▶ TASK TO CARRY OUT
Reproduce all entries word for word.

[Dataset rows about figures]
________________________

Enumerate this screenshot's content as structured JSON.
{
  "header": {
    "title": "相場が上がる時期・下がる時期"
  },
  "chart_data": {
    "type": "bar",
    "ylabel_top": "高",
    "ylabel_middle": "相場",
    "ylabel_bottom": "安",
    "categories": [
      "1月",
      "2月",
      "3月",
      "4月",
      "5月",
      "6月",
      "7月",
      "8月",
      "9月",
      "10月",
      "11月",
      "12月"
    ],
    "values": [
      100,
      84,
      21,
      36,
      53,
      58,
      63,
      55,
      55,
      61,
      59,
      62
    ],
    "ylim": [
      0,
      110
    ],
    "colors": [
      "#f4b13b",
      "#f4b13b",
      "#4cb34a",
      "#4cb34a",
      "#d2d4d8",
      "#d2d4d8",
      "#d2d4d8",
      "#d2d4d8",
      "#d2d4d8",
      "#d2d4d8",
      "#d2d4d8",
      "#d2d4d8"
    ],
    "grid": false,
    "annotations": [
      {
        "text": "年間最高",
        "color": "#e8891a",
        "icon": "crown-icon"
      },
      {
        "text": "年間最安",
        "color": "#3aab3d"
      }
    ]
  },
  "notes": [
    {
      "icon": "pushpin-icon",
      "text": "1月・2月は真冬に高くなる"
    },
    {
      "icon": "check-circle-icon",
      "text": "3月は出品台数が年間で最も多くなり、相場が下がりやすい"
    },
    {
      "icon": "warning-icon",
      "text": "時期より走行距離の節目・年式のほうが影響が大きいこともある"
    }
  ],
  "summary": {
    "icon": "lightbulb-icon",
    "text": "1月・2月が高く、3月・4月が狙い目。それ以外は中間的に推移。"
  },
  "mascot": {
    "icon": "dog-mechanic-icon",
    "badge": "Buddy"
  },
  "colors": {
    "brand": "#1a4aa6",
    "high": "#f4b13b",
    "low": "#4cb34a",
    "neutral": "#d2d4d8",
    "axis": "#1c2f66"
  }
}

________________________

▶ SOLUTION BELOW
Enumerate this screenshot's content as structured JSON.
{
  "header": {
    "title": "相場が上がる時期・下がる時期"
  },
  "chart_data": {
    "type": "bar",
    "ylabel_top": "高",
    "ylabel_middle": "相場",
    "ylabel_bottom": "安",
    "categories": [
      "1月",
      "2月",
      "3月",
      "4月",
      "5月",
      "6月",
      "7月",
      "8月",
      "9月",
      "10月",
      "11月",
      "12月"
    ],
    "values": [
      100,
      84,
      21,
      36,
      53,
      58,
      63,
      55,
      55,
      61,
      59,
      62
    ],
    "ylim": [
      0,
      110
    ],
    "colors": [
      "#f4b13b",
      "#f4b13b",
      "#4cb34a",
      "#4cb34a",
      "#d2d4d8",
      "#d2d4d8",
      "#d2d4d8",
      "#d2d4d8",
      "#d2d4d8",
      "#d2d4d8",
      "#d2d4d8",
      "#d2d4d8"
    ],
    "grid": false,
    "annotations": [
      {
        "text": "年間最高",
        "color": "#e8891a",
        "icon": "crown-icon"
      },
      {
        "text": "年間最安",
        "color": "#3aab3d"
      }
    ]
  },
  "notes": [
    {
      "icon": "pushpin-icon",
      "text": "1月・2月は真冬に高くなる"
    },
    {
      "icon": "check-circle-icon",
      "text": "3月は出品台数が年間で最も多くなり、相場が下がりやすい"
    },
    {
      "icon": "warning-icon",
      "text": "時期より走行距離の節目・年式のほうが影響が大きいこともある"
    }
  ],
  "summary": {
    "icon": "lightbulb-icon",
    "text": "1月・2月が高く、3月・4月が狙い目。それ以外は中間的に推移。"
  },
  "mascot": {
    "icon": "dog-mechanic-icon",
    "badge": "Buddy"
  },
  "colors": {
    "brand": "#1a4aa6",
    "high": "#f4b13b",
    "low": "#4cb34a",
    "neutral": "#d2d4d8",
    "axis": "#1c2f66"
  }
}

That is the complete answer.